What you have to do
What is the number of lines in these entries that include "года"? Write that number and no other text.

Begin Recorded information

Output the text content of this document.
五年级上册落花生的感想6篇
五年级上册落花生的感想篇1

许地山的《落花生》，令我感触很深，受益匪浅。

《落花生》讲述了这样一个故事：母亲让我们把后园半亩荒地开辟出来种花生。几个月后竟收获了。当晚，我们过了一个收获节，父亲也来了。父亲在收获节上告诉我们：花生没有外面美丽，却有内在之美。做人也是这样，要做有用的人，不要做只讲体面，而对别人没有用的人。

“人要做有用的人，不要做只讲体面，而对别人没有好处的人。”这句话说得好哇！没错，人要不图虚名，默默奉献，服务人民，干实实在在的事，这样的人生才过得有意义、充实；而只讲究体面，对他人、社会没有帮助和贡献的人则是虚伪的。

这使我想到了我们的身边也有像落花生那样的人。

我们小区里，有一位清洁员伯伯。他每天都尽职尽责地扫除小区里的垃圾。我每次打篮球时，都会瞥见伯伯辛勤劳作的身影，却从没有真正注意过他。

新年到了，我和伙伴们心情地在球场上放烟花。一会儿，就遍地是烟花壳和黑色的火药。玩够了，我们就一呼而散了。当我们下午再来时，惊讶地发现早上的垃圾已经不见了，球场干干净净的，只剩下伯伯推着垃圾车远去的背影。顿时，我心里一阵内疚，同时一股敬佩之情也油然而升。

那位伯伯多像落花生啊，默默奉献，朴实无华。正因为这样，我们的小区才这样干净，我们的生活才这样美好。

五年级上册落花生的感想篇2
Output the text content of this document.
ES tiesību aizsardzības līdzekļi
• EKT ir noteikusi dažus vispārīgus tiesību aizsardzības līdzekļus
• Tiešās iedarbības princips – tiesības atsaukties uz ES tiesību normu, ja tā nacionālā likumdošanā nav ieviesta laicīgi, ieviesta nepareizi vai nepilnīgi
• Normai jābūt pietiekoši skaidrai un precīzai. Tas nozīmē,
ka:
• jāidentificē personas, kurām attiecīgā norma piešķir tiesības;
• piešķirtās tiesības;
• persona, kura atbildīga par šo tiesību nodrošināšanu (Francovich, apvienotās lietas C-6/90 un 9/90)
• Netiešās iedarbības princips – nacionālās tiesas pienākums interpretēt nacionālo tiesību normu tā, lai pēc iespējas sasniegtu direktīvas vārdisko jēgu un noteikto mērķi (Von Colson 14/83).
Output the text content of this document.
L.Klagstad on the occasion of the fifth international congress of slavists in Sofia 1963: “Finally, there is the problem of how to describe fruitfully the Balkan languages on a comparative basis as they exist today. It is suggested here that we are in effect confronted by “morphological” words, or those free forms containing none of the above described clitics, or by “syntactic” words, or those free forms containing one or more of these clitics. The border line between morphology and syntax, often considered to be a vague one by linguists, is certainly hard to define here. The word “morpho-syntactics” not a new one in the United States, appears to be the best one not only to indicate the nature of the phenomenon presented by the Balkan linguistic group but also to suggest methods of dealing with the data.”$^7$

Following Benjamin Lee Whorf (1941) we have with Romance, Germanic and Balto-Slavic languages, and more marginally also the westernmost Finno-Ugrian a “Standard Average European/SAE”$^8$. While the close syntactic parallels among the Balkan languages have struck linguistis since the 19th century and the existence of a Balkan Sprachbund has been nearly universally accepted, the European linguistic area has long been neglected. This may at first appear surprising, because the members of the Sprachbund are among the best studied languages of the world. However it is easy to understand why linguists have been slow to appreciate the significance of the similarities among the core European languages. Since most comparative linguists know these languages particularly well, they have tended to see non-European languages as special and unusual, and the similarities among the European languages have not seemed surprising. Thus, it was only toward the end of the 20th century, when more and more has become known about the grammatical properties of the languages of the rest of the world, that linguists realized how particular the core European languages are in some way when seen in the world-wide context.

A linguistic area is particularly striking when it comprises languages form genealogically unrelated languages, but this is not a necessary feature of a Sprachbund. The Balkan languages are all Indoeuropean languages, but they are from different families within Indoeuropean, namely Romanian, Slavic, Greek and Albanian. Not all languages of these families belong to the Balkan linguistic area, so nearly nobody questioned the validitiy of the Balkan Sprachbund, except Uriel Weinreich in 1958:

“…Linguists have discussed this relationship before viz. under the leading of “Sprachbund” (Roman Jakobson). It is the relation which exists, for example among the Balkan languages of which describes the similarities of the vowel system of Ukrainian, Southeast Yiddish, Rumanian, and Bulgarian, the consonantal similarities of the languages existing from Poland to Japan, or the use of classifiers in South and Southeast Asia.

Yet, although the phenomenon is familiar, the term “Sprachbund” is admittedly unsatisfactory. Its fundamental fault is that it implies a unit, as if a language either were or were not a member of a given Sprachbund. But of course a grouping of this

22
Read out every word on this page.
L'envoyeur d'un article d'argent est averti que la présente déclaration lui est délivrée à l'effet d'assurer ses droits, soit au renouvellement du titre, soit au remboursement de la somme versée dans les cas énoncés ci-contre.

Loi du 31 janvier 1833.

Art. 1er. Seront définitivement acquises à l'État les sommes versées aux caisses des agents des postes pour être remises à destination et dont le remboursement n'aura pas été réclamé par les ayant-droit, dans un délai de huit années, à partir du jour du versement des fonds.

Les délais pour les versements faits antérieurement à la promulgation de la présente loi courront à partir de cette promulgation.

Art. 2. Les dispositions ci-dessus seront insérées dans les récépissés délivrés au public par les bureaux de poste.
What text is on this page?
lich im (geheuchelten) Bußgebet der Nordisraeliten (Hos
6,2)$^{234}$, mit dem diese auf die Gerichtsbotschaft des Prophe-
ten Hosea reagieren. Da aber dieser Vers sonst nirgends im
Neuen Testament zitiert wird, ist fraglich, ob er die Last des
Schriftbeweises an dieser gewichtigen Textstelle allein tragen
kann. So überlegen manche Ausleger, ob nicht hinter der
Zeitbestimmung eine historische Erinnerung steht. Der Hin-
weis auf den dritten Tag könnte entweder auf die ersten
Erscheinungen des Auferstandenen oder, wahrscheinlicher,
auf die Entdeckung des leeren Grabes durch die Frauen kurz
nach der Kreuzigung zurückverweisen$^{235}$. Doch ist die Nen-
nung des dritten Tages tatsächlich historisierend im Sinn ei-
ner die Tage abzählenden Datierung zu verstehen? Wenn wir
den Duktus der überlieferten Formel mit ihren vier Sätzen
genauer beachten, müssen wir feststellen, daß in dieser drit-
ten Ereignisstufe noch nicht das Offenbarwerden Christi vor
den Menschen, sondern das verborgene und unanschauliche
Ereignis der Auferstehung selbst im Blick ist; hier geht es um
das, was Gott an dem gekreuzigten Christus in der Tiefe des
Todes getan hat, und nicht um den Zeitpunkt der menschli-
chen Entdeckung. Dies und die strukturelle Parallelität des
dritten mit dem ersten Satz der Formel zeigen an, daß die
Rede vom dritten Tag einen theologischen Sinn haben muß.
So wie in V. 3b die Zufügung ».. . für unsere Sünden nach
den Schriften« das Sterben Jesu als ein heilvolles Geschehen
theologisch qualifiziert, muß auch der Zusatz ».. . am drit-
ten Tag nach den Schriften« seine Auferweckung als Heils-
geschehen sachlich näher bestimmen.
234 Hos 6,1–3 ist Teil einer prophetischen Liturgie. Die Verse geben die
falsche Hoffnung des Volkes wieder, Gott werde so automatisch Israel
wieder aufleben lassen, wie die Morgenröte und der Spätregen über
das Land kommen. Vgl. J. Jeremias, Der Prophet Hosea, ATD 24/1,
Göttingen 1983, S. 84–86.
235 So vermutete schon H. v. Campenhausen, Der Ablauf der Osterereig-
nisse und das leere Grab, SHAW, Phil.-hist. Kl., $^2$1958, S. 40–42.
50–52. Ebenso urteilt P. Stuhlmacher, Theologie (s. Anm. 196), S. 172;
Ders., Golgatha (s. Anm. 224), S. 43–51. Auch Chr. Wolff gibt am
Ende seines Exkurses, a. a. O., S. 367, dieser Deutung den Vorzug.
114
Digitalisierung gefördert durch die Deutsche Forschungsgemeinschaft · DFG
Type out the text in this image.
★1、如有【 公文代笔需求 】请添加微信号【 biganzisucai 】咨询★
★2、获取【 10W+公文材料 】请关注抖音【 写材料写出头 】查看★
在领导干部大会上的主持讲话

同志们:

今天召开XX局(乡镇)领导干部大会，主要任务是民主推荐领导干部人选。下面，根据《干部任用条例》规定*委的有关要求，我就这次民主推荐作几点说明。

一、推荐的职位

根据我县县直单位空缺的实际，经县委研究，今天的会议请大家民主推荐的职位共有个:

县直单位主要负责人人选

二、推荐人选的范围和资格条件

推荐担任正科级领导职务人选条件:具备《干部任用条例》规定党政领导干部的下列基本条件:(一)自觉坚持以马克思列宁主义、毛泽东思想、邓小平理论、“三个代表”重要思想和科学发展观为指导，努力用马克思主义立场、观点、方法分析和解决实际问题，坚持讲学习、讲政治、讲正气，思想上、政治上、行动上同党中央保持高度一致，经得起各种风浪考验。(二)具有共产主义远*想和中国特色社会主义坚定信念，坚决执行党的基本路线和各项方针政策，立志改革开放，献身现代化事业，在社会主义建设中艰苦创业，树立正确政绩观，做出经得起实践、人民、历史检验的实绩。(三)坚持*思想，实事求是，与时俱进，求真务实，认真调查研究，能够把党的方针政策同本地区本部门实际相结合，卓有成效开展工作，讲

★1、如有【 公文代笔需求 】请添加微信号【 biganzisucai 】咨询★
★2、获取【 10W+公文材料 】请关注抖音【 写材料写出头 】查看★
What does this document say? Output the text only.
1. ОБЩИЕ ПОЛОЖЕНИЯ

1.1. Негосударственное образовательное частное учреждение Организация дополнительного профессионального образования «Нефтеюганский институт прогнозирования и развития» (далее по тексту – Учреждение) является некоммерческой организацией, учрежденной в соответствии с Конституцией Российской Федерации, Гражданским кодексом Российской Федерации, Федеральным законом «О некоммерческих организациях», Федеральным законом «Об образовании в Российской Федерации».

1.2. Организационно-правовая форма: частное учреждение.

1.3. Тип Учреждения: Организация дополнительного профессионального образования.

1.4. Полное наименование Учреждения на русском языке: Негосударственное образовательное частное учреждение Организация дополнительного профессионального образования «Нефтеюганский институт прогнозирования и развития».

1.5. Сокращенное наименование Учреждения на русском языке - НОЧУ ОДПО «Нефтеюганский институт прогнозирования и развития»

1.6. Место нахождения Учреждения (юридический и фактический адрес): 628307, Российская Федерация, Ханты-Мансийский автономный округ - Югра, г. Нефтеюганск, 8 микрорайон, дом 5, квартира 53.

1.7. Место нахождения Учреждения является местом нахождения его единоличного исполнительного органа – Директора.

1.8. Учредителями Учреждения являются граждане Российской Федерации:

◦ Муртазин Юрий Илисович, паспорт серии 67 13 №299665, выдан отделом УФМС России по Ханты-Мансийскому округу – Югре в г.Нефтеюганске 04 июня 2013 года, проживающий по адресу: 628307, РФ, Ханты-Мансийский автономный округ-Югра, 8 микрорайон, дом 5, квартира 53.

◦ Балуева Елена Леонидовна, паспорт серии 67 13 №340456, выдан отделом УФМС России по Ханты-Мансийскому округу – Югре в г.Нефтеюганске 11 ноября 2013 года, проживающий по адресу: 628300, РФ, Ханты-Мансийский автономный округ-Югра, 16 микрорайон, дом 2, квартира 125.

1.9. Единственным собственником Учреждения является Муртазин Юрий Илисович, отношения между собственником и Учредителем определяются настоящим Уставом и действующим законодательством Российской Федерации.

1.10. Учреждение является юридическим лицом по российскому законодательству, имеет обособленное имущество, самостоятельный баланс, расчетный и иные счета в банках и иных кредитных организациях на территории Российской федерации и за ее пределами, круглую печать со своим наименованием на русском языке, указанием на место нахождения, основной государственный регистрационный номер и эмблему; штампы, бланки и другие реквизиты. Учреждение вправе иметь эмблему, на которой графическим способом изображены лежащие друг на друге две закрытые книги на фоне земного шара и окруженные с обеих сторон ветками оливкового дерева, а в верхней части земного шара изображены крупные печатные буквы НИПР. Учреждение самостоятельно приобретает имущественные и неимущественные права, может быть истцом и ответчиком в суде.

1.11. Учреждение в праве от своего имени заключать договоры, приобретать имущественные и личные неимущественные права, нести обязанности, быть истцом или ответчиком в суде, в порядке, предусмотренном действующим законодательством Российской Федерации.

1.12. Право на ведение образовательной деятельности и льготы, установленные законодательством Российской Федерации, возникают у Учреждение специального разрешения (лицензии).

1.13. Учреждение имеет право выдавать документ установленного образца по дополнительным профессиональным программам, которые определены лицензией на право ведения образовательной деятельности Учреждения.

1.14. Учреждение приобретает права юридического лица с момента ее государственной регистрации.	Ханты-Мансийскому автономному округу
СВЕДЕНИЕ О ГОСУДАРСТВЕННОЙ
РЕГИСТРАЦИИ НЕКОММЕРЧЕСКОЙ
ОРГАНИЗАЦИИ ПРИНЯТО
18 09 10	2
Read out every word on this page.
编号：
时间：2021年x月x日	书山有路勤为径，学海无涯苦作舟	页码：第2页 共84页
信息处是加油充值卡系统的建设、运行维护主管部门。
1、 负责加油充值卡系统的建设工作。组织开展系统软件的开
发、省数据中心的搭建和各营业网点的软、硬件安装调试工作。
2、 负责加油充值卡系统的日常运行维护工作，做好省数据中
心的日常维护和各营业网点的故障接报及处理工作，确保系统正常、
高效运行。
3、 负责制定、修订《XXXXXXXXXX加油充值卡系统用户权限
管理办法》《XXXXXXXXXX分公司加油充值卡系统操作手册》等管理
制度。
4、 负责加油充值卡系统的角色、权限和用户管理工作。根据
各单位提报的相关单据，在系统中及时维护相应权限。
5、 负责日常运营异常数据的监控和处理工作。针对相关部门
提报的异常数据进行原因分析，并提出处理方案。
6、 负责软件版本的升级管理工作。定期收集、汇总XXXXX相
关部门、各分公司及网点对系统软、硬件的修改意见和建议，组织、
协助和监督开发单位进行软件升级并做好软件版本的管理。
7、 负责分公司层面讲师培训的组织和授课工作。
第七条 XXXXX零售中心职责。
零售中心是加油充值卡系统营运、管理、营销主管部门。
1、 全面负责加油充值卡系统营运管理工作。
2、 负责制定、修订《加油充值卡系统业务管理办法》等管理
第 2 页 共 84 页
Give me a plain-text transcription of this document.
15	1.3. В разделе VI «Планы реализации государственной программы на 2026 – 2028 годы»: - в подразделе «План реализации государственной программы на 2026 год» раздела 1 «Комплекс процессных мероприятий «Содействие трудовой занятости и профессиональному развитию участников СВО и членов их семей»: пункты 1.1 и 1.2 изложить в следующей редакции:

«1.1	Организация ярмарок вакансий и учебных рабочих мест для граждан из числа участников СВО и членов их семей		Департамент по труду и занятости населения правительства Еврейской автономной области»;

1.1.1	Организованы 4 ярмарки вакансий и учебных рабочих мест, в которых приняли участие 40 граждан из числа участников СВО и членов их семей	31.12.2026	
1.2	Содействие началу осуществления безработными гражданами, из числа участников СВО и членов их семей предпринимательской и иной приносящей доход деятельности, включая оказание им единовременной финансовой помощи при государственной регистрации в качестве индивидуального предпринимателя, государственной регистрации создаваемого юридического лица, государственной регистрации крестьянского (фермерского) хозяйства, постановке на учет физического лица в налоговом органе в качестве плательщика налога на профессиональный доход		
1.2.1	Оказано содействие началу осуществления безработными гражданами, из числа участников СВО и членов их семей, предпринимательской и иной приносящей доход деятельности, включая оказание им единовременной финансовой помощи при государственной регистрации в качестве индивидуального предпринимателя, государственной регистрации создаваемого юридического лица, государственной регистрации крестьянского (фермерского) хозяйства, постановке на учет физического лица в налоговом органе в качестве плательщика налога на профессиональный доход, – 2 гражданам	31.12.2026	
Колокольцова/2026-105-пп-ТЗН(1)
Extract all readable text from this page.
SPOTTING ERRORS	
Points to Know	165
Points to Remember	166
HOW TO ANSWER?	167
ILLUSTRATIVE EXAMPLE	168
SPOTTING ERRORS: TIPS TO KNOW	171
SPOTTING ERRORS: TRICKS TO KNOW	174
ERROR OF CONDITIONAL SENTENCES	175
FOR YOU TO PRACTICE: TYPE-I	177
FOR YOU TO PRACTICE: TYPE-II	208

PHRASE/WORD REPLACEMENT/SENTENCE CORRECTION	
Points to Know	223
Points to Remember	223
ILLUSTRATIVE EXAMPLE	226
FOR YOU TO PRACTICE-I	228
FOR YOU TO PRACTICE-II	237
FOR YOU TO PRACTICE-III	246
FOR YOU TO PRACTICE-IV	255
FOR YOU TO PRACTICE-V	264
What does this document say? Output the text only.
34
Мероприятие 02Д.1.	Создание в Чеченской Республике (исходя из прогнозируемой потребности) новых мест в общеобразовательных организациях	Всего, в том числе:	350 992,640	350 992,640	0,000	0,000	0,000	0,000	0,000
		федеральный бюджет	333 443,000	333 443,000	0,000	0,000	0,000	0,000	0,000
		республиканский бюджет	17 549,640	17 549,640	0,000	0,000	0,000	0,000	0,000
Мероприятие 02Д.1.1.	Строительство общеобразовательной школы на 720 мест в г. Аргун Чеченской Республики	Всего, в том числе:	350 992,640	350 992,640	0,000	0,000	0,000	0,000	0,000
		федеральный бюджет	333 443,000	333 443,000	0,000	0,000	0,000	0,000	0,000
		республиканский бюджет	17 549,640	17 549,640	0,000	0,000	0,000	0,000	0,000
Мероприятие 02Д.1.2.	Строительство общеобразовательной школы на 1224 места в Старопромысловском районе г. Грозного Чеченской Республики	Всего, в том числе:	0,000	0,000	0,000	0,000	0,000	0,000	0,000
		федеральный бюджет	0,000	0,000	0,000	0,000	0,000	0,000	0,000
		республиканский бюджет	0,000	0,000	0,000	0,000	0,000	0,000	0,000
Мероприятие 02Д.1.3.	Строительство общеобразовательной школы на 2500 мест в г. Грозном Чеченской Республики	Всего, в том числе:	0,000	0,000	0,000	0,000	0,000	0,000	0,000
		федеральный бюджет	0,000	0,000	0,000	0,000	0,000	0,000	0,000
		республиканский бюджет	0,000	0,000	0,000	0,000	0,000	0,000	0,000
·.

End Recorded information

Exercise response
2